Exercise description:
Without the pictures, print each of the records below exactly as it appears.

— START Provided material —

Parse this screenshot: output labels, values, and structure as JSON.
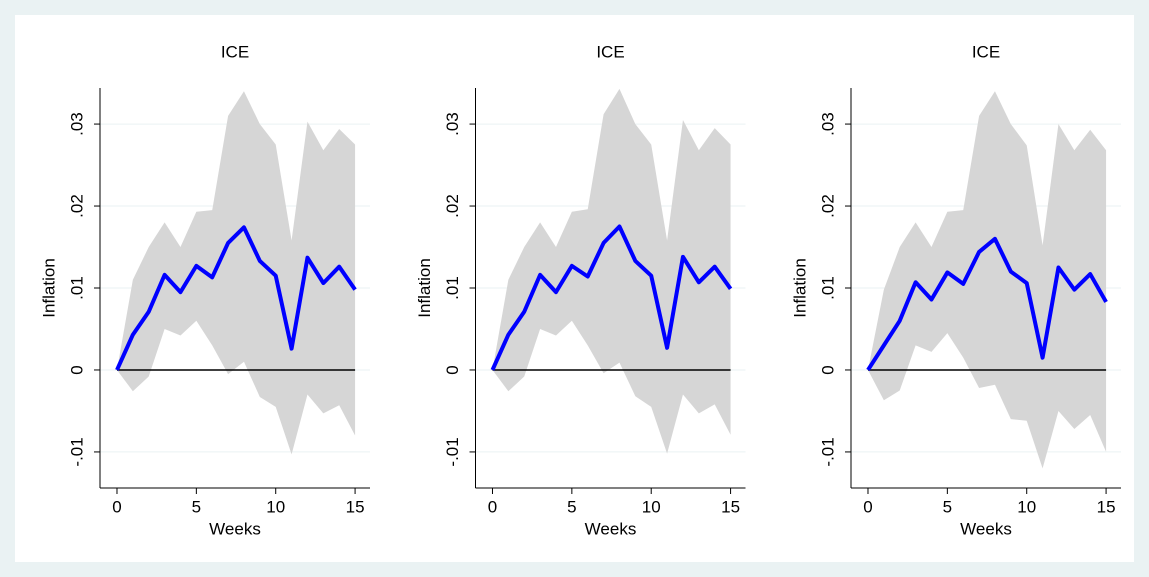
{
  "chart_data": [
    {
      "type": "line",
      "title": "ICE",
      "x_label": "Weeks",
      "y_label": "Inflation",
      "x": [
        0,
        1,
        2,
        3,
        4,
        5,
        6,
        7,
        8,
        9,
        10,
        11,
        12,
        13,
        14,
        15
      ],
      "values": [
        0,
        0.0043,
        0.0071,
        0.0116,
        0.0095,
        0.0127,
        0.0113,
        0.0155,
        0.0174,
        0.0133,
        0.0115,
        0.0026,
        0.0137,
        0.0106,
        0.0126,
        0.0098
      ],
      "band_upper": [
        0,
        0.011,
        0.015,
        0.018,
        0.015,
        0.0193,
        0.0195,
        0.031,
        0.034,
        0.03,
        0.0275,
        0.0158,
        0.0303,
        0.0268,
        0.0294,
        0.0275
      ],
      "band_lower": [
        0,
        -0.0026,
        -0.0008,
        0.005,
        0.0042,
        0.006,
        0.003,
        -0.0005,
        0.001,
        -0.0033,
        -0.0045,
        -0.0103,
        -0.003,
        -0.0053,
        -0.0043,
        -0.008
      ],
      "color": "#0000ff",
      "band_color": "#d6d6d6",
      "hline": 0,
      "xlim": [
        -1.07,
        15.94
      ],
      "ylim": [
        -0.0144,
        0.0344
      ],
      "xticks": [
        0,
        5,
        10,
        15
      ],
      "yticks": [
        {
          "value": -0.01,
          "label": "-.01"
        },
        0,
        {
          "value": 0.01,
          "label": ".01"
        },
        {
          "value": 0.02,
          "label": ".02"
        },
        {
          "value": 0.03,
          "label": ".03"
        }
      ],
      "grid": true
    },
    {
      "type": "line",
      "title": "ICE",
      "x_label": "Weeks",
      "y_label": "Inflation",
      "x": [
        0,
        1,
        2,
        3,
        4,
        5,
        6,
        7,
        8,
        9,
        10,
        11,
        12,
        13,
        14,
        15
      ],
      "values": [
        0,
        0.0043,
        0.0071,
        0.0116,
        0.0095,
        0.0127,
        0.0114,
        0.0155,
        0.0175,
        0.0133,
        0.0115,
        0.0027,
        0.0138,
        0.0107,
        0.0126,
        0.0099
      ],
      "band_upper": [
        0,
        0.011,
        0.015,
        0.018,
        0.015,
        0.0193,
        0.0196,
        0.0312,
        0.0343,
        0.03,
        0.0275,
        0.0158,
        0.0305,
        0.0268,
        0.0295,
        0.0275
      ],
      "band_lower": [
        0,
        -0.0026,
        -0.0008,
        0.005,
        0.0042,
        0.006,
        0.003,
        -0.0004,
        0.0009,
        -0.0032,
        -0.0045,
        -0.0102,
        -0.003,
        -0.0053,
        -0.0042,
        -0.0079
      ],
      "color": "#0000ff",
      "band_color": "#d6d6d6",
      "hline": 0,
      "xlim": [
        -1.07,
        15.94
      ],
      "ylim": [
        -0.0144,
        0.0344
      ],
      "xticks": [
        0,
        5,
        10,
        15
      ],
      "yticks": [
        {
          "value": -0.01,
          "label": "-.01"
        },
        0,
        {
          "value": 0.01,
          "label": ".01"
        },
        {
          "value": 0.02,
          "label": ".02"
        },
        {
          "value": 0.03,
          "label": ".03"
        }
      ],
      "grid": true
    },
    {
      "type": "line",
      "title": "ICE",
      "x_label": "Weeks",
      "y_label": "Inflation",
      "x": [
        0,
        1,
        2,
        3,
        4,
        5,
        6,
        7,
        8,
        9,
        10,
        11,
        12,
        13,
        14,
        15
      ],
      "values": [
        0,
        0.003,
        0.006,
        0.0107,
        0.0086,
        0.0119,
        0.0105,
        0.0144,
        0.016,
        0.012,
        0.0106,
        0.0015,
        0.0125,
        0.0098,
        0.0117,
        0.0083
      ],
      "band_upper": [
        0,
        0.0098,
        0.015,
        0.018,
        0.015,
        0.0193,
        0.0195,
        0.031,
        0.034,
        0.03,
        0.0274,
        0.0152,
        0.03,
        0.0268,
        0.0293,
        0.0268
      ],
      "band_lower": [
        0,
        -0.0037,
        -0.0025,
        0.003,
        0.0022,
        0.0045,
        0.0015,
        -0.0022,
        -0.0018,
        -0.006,
        -0.0062,
        -0.012,
        -0.005,
        -0.0072,
        -0.0055,
        -0.01
      ],
      "color": "#0000ff",
      "band_color": "#d6d6d6",
      "hline": 0,
      "xlim": [
        -1.07,
        15.94
      ],
      "ylim": [
        -0.0144,
        0.0344
      ],
      "xticks": [
        0,
        5,
        10,
        15
      ],
      "yticks": [
        {
          "value": -0.01,
          "label": "-.01"
        },
        0,
        {
          "value": 0.01,
          "label": ".01"
        },
        {
          "value": 0.02,
          "label": ".02"
        },
        {
          "value": 0.03,
          "label": ".03"
        }
      ],
      "grid": true
    }
  ]
}
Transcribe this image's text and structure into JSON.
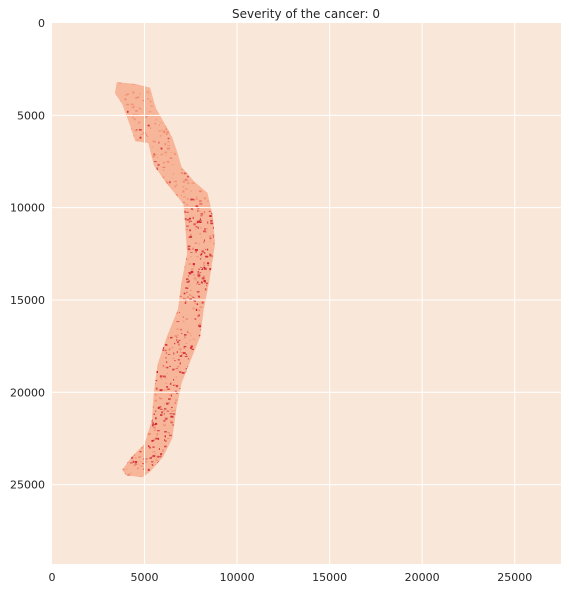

— END Provided material —

Solution to this problem:
Parse this screenshot: output labels, values, and structure as JSON.
{
  "chart_data": [
    {
      "type": "line",
      "title": "ICE",
      "x_label": "Weeks",
      "y_label": "Inflation",
      "x": [
        0,
        1,
        2,
        3,
        4,
        5,
        6,
        7,
        8,
        9,
        10,
        11,
        12,
        13,
        14,
        15
      ],
      "values": [
        0,
        0.0043,
        0.0071,
        0.0116,
        0.0095,
        0.0127,
        0.0113,
        0.0155,
        0.0174,
        0.0133,
        0.0115,
        0.0026,
        0.0137,
        0.0106,
        0.0126,
        0.0098
      ],
      "band_upper": [
        0,
        0.011,
        0.015,
        0.018,
        0.015,
        0.0193,
        0.0195,
        0.031,
        0.034,
        0.03,
        0.0275,
        0.0158,
        0.0303,
        0.0268,
        0.0294,
        0.0275
      ],
      "band_lower": [
        0,
        -0.0026,
        -0.0008,
        0.005,
        0.0042,
        0.006,
        0.003,
        -0.0005,
        0.001,
        -0.0033,
        -0.0045,
        -0.0103,
        -0.003,
        -0.0053,
        -0.0043,
        -0.008
      ],
      "color": "#0000ff",
      "band_color": "#d6d6d6",
      "hline": 0,
      "xlim": [
        -1.07,
        15.94
      ],
      "ylim": [
        -0.0144,
        0.0344
      ],
      "xticks": [
        0,
        5,
        10,
        15
      ],
      "yticks": [
        {
          "value": -0.01,
          "label": "-.01"
        },
        0,
        {
          "value": 0.01,
          "label": ".01"
        },
        {
          "value": 0.02,
          "label": ".02"
        },
        {
          "value": 0.03,
          "label": ".03"
        }
      ],
      "grid": true
    },
    {
      "type": "line",
      "title": "ICE",
      "x_label": "Weeks",
      "y_label": "Inflation",
      "x": [
        0,
        1,
        2,
        3,
        4,
        5,
        6,
        7,
        8,
        9,
        10,
        11,
        12,
        13,
        14,
        15
      ],
      "values": [
        0,
        0.0043,
        0.0071,
        0.0116,
        0.0095,
        0.0127,
        0.0114,
        0.0155,
        0.0175,
        0.0133,
        0.0115,
        0.0027,
        0.0138,
        0.0107,
        0.0126,
        0.0099
      ],
      "band_upper": [
        0,
        0.011,
        0.015,
        0.018,
        0.015,
        0.0193,
        0.0196,
        0.0312,
        0.0343,
        0.03,
        0.0275,
        0.0158,
        0.0305,
        0.0268,
        0.0295,
        0.0275
      ],
      "band_lower": [
        0,
        -0.0026,
        -0.0008,
        0.005,
        0.0042,
        0.006,
        0.003,
        -0.0004,
        0.0009,
        -0.0032,
        -0.0045,
        -0.0102,
        -0.003,
        -0.0053,
        -0.0042,
        -0.0079
      ],
      "color": "#0000ff",
      "band_color": "#d6d6d6",
      "hline": 0,
      "xlim": [
        -1.07,
        15.94
      ],
      "ylim": [
        -0.0144,
        0.0344
      ],
      "xticks": [
        0,
        5,
        10,
        15
      ],
      "yticks": [
        {
          "value": -0.01,
          "label": "-.01"
        },
        0,
        {
          "value": 0.01,
          "label": ".01"
        },
        {
          "value": 0.02,
          "label": ".02"
        },
        {
          "value": 0.03,
          "label": ".03"
        }
      ],
      "grid": true
    },
    {
      "type": "line",
      "title": "ICE",
      "x_label": "Weeks",
      "y_label": "Inflation",
      "x": [
        0,
        1,
        2,
        3,
        4,
        5,
        6,
        7,
        8,
        9,
        10,
        11,
        12,
        13,
        14,
        15
      ],
      "values": [
        0,
        0.003,
        0.006,
        0.0107,
        0.0086,
        0.0119,
        0.0105,
        0.0144,
        0.016,
        0.012,
        0.0106,
        0.0015,
        0.0125,
        0.0098,
        0.0117,
        0.0083
      ],
      "band_upper": [
        0,
        0.0098,
        0.015,
        0.018,
        0.015,
        0.0193,
        0.0195,
        0.031,
        0.034,
        0.03,
        0.0274,
        0.0152,
        0.03,
        0.0268,
        0.0293,
        0.0268
      ],
      "band_lower": [
        0,
        -0.0037,
        -0.0025,
        0.003,
        0.0022,
        0.0045,
        0.0015,
        -0.0022,
        -0.0018,
        -0.006,
        -0.0062,
        -0.012,
        -0.005,
        -0.0072,
        -0.0055,
        -0.01
      ],
      "color": "#0000ff",
      "band_color": "#d6d6d6",
      "hline": 0,
      "xlim": [
        -1.07,
        15.94
      ],
      "ylim": [
        -0.0144,
        0.0344
      ],
      "xticks": [
        0,
        5,
        10,
        15
      ],
      "yticks": [
        {
          "value": -0.01,
          "label": "-.01"
        },
        0,
        {
          "value": 0.01,
          "label": ".01"
        },
        {
          "value": 0.02,
          "label": ".02"
        },
        {
          "value": 0.03,
          "label": ".03"
        }
      ],
      "grid": true
    }
  ]
}
Transcribe this image's text and structure into JSON.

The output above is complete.